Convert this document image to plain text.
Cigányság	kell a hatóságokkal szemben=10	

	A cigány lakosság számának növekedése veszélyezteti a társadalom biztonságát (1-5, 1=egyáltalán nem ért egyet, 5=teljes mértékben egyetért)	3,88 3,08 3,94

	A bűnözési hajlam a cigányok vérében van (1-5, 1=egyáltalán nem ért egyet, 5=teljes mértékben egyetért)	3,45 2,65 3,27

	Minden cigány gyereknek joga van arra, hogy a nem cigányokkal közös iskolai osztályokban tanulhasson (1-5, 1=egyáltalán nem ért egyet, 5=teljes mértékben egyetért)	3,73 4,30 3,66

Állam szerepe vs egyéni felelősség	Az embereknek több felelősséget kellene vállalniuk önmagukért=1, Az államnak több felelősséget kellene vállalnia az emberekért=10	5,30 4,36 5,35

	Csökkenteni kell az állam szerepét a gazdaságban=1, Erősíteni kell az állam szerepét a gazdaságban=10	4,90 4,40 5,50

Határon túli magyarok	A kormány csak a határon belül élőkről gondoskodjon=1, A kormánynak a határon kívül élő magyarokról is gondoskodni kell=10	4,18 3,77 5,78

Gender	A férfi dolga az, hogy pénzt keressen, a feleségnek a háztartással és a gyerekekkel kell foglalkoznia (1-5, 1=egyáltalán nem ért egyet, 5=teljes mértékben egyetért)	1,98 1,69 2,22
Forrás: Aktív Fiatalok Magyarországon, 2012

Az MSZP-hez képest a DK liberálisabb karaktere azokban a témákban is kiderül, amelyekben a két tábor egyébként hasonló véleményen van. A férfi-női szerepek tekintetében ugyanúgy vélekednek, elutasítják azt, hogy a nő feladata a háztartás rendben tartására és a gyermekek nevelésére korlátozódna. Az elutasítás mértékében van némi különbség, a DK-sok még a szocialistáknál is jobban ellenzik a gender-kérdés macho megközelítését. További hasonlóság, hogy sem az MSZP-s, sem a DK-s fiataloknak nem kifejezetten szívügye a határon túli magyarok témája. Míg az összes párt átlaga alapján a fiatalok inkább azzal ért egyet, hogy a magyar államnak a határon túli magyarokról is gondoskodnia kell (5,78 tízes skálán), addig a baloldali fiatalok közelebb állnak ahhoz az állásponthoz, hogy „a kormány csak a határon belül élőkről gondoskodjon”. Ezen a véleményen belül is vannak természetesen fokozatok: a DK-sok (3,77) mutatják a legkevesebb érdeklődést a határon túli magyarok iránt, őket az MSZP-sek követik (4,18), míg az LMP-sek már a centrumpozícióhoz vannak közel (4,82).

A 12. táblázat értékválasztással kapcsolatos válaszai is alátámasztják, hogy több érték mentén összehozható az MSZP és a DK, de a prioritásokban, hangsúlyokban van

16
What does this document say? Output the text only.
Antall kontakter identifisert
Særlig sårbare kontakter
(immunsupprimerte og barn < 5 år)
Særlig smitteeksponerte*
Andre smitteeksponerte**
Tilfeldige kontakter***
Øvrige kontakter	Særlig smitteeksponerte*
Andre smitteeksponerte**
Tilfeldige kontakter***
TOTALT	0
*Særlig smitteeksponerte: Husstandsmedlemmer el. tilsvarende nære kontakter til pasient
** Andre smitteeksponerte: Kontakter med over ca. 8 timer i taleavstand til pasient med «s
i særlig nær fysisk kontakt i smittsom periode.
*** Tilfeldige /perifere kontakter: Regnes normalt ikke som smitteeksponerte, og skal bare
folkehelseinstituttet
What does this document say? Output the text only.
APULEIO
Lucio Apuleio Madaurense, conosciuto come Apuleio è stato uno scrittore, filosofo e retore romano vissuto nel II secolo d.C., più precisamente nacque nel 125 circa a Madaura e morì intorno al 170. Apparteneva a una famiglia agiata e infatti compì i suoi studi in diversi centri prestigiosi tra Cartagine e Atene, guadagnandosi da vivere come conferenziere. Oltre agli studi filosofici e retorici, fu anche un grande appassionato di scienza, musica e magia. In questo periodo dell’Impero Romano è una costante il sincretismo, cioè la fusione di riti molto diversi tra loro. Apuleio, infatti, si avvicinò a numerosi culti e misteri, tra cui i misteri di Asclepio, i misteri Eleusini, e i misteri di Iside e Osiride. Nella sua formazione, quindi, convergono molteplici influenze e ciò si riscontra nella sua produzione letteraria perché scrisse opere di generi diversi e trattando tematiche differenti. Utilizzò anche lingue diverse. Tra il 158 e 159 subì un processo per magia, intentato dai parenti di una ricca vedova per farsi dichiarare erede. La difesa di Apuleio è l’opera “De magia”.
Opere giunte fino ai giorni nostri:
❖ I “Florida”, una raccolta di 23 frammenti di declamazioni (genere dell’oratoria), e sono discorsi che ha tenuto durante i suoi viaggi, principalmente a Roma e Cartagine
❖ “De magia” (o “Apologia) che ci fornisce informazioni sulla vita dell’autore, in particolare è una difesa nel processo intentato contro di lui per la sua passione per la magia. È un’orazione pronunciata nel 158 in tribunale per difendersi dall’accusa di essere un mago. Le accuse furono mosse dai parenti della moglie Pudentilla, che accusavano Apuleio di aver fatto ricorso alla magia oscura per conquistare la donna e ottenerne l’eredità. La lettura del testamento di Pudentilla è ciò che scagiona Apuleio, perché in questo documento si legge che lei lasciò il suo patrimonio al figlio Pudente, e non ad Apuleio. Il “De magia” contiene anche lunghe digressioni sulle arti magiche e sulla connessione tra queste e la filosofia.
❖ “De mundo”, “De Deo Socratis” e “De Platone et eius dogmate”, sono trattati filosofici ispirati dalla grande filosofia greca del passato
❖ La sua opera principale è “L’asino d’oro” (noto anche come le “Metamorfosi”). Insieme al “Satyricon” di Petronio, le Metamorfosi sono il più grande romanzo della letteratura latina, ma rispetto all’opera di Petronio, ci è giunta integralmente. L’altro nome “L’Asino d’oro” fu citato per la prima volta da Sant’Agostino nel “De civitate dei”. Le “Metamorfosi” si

------------------------

• Set exercise
Print out all the entries precisely as written.

• Written response
Convert this document image to plain text.
Cigányság	kell a hatóságokkal szemben=10	

	A cigány lakosság számának növekedése veszélyezteti a társadalom biztonságát (1-5, 1=egyáltalán nem ért egyet, 5=teljes mértékben egyetért)	3,88 3,08 3,94

	A bűnözési hajlam a cigányok vérében van (1-5, 1=egyáltalán nem ért egyet, 5=teljes mértékben egyetért)	3,45 2,65 3,27

	Minden cigány gyereknek joga van arra, hogy a nem cigányokkal közös iskolai osztályokban tanulhasson (1-5, 1=egyáltalán nem ért egyet, 5=teljes mértékben egyetért)	3,73 4,30 3,66

Állam szerepe vs egyéni felelősség	Az embereknek több felelősséget kellene vállalniuk önmagukért=1, Az államnak több felelősséget kellene vállalnia az emberekért=10	5,30 4,36 5,35

	Csökkenteni kell az állam szerepét a gazdaságban=1, Erősíteni kell az állam szerepét a gazdaságban=10	4,90 4,40 5,50

Határon túli magyarok	A kormány csak a határon belül élőkről gondoskodjon=1, A kormánynak a határon kívül élő magyarokról is gondoskodni kell=10	4,18 3,77 5,78

Gender	A férfi dolga az, hogy pénzt keressen, a feleségnek a háztartással és a gyerekekkel kell foglalkoznia (1-5, 1=egyáltalán nem ért egyet, 5=teljes mértékben egyetért)	1,98 1,69 2,22
Forrás: Aktív Fiatalok Magyarországon, 2012

Az MSZP-hez képest a DK liberálisabb karaktere azokban a témákban is kiderül, amelyekben a két tábor egyébként hasonló véleményen van. A férfi-női szerepek tekintetében ugyanúgy vélekednek, elutasítják azt, hogy a nő feladata a háztartás rendben tartására és a gyermekek nevelésére korlátozódna. Az elutasítás mértékében van némi különbség, a DK-sok még a szocialistáknál is jobban ellenzik a gender-kérdés macho megközelítését. További hasonlóság, hogy sem az MSZP-s, sem a DK-s fiataloknak nem kifejezetten szívügye a határon túli magyarok témája. Míg az összes párt átlaga alapján a fiatalok inkább azzal ért egyet, hogy a magyar államnak a határon túli magyarokról is gondoskodnia kell (5,78 tízes skálán), addig a baloldali fiatalok közelebb állnak ahhoz az állásponthoz, hogy „a kormány csak a határon belül élőkről gondoskodjon”. Ezen a véleményen belül is vannak természetesen fokozatok: a DK-sok (3,77) mutatják a legkevesebb érdeklődést a határon túli magyarok iránt, őket az MSZP-sek követik (4,18), míg az LMP-sek már a centrumpozícióhoz vannak közel (4,82).

A 12. táblázat értékválasztással kapcsolatos válaszai is alátámasztják, hogy több érték mentén összehozható az MSZP és a DK, de a prioritásokban, hangsúlyokban van

16
What does this document say? Output the text only.
Antall kontakter identifisert
Særlig sårbare kontakter
(immunsupprimerte og barn < 5 år)
Særlig smitteeksponerte*
Andre smitteeksponerte**
Tilfeldige kontakter***
Øvrige kontakter	Særlig smitteeksponerte*
Andre smitteeksponerte**
Tilfeldige kontakter***
TOTALT	0
*Særlig smitteeksponerte: Husstandsmedlemmer el. tilsvarende nære kontakter til pasient
** Andre smitteeksponerte: Kontakter med over ca. 8 timer i taleavstand til pasient med «s
i særlig nær fysisk kontakt i smittsom periode.
*** Tilfeldige /perifere kontakter: Regnes normalt ikke som smitteeksponerte, og skal bare
folkehelseinstituttet
What does this document say? Output the text only.
APULEIO
Lucio Apuleio Madaurense, conosciuto come Apuleio è stato uno scrittore, filosofo e retore romano vissuto nel II secolo d.C., più precisamente nacque nel 125 circa a Madaura e morì intorno al 170. Apparteneva a una famiglia agiata e infatti compì i suoi studi in diversi centri prestigiosi tra Cartagine e Atene, guadagnandosi da vivere come conferenziere. Oltre agli studi filosofici e retorici, fu anche un grande appassionato di scienza, musica e magia. In questo periodo dell’Impero Romano è una costante il sincretismo, cioè la fusione di riti molto diversi tra loro. Apuleio, infatti, si avvicinò a numerosi culti e misteri, tra cui i misteri di Asclepio, i misteri Eleusini, e i misteri di Iside e Osiride. Nella sua formazione, quindi, convergono molteplici influenze e ciò si riscontra nella sua produzione letteraria perché scrisse opere di generi diversi e trattando tematiche differenti. Utilizzò anche lingue diverse. Tra il 158 e 159 subì un processo per magia, intentato dai parenti di una ricca vedova per farsi dichiarare erede. La difesa di Apuleio è l’opera “De magia”.
Opere giunte fino ai giorni nostri:
❖ I “Florida”, una raccolta di 23 frammenti di declamazioni (genere dell’oratoria), e sono discorsi che ha tenuto durante i suoi viaggi, principalmente a Roma e Cartagine
❖ “De magia” (o “Apologia) che ci fornisce informazioni sulla vita dell’autore, in particolare è una difesa nel processo intentato contro di lui per la sua passione per la magia. È un’orazione pronunciata nel 158 in tribunale per difendersi dall’accusa di essere un mago. Le accuse furono mosse dai parenti della moglie Pudentilla, che accusavano Apuleio di aver fatto ricorso alla magia oscura per conquistare la donna e ottenerne l’eredità. La lettura del testamento di Pudentilla è ciò che scagiona Apuleio, perché in questo documento si legge che lei lasciò il suo patrimonio al figlio Pudente, e non ad Apuleio. Il “De magia” contiene anche lunghe digressioni sulle arti magiche e sulla connessione tra queste e la filosofia.
❖ “De mundo”, “De Deo Socratis” e “De Platone et eius dogmate”, sono trattati filosofici ispirati dalla grande filosofia greca del passato
❖ La sua opera principale è “L’asino d’oro” (noto anche come le “Metamorfosi”). Insieme al “Satyricon” di Petronio, le Metamorfosi sono il più grande romanzo della letteratura latina, ma rispetto all’opera di Petronio, ci è giunta integralmente. L’altro nome “L’Asino d’oro” fu citato per la prima volta da Sant’Agostino nel “De civitate dei”. Le “Metamorfosi” si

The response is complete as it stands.